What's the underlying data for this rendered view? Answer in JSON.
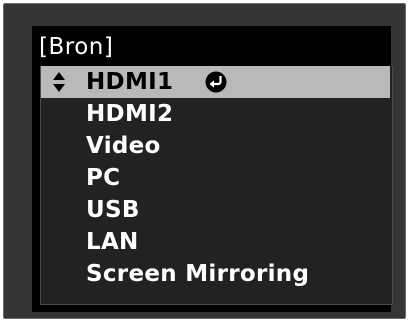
{
  "title": "[Bron]",
  "menu": {
    "items": [
      {
        "label": "HDMI1"
      },
      {
        "label": "HDMI2"
      },
      {
        "label": "Video"
      },
      {
        "label": "PC"
      },
      {
        "label": "USB"
      },
      {
        "label": "LAN"
      },
      {
        "label": "Screen Mirroring"
      }
    ],
    "selected_icon": "up-down-arrows-icon",
    "enter_icon": "enter-icon"
  },
  "colors": {
    "frame": "#353535",
    "window": "#000000",
    "list_background": "#222222",
    "highlight": "#b9b9b9",
    "text": "#ffffff"
  }
}
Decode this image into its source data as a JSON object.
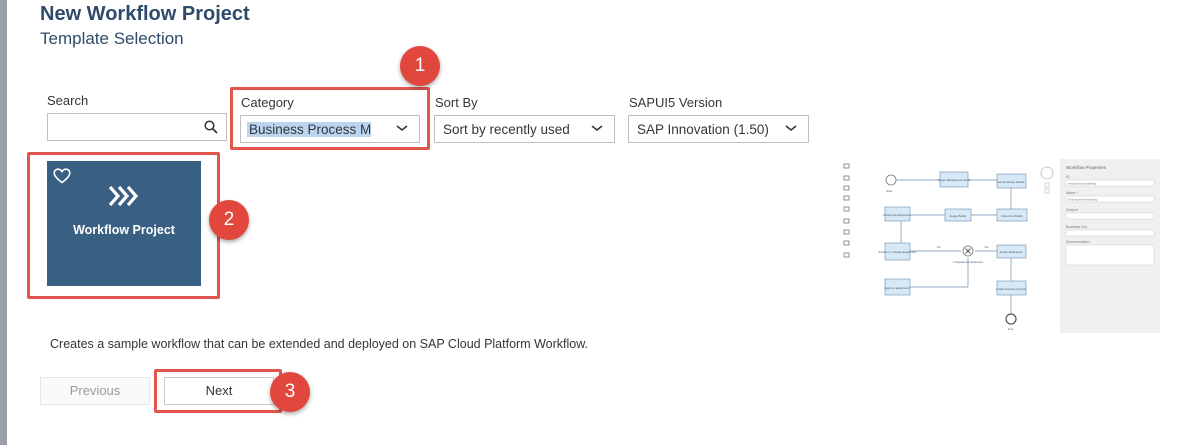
{
  "header": {
    "title": "New Workflow Project",
    "subtitle": "Template Selection"
  },
  "filters": {
    "search_label": "Search",
    "search_value": "",
    "category_label": "Category",
    "category_value": "Business Process Man",
    "sort_label": "Sort By",
    "sort_value": "Sort by recently used",
    "version_label": "SAPUI5 Version",
    "version_value": "SAP Innovation (1.50)"
  },
  "template": {
    "name": "Workflow Project",
    "description": "Creates a sample workflow that can be extended and deployed on SAP Cloud Platform Workflow."
  },
  "preview": {
    "panel_title": "Workflow Properties",
    "field_id": "ID",
    "field_id_value": "employeeonboarding",
    "field_name": "Name *",
    "field_name_value": "EmployeeOnboarding",
    "field_subject": "Subject",
    "field_business_key": "Business Key",
    "field_documentation": "Documentation",
    "nodes": {
      "start": "Start",
      "trigger": "Trigger Background Check",
      "get_details": "Get Employee Details",
      "determine": "Determine Equipment",
      "assign_buddy": "Assign Buddy",
      "undertone": "Undertone Buddy",
      "confirm": "Confirm or Change Equipment",
      "gateway": "Is Equipment Approved",
      "assign_workspace": "Assign Workspace",
      "approve": "Approve Equipment",
      "create_success": "Create Success Context",
      "end": "End",
      "no": "No",
      "yes": "Yes"
    }
  },
  "actions": {
    "previous": "Previous",
    "next": "Next"
  },
  "callouts": [
    "1",
    "2",
    "3"
  ],
  "colors": {
    "accent": "#396082",
    "title": "#2f4a6b",
    "callout": "#e2473d",
    "highlight": "#e0564d"
  }
}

• [WHAT IS NEEDED]
Find every line that has "Sort" in it, then return those lines.

• [FULL ANSWER]
    "sort_label": "Sort By",
    "sort_value": "Sort by recently used",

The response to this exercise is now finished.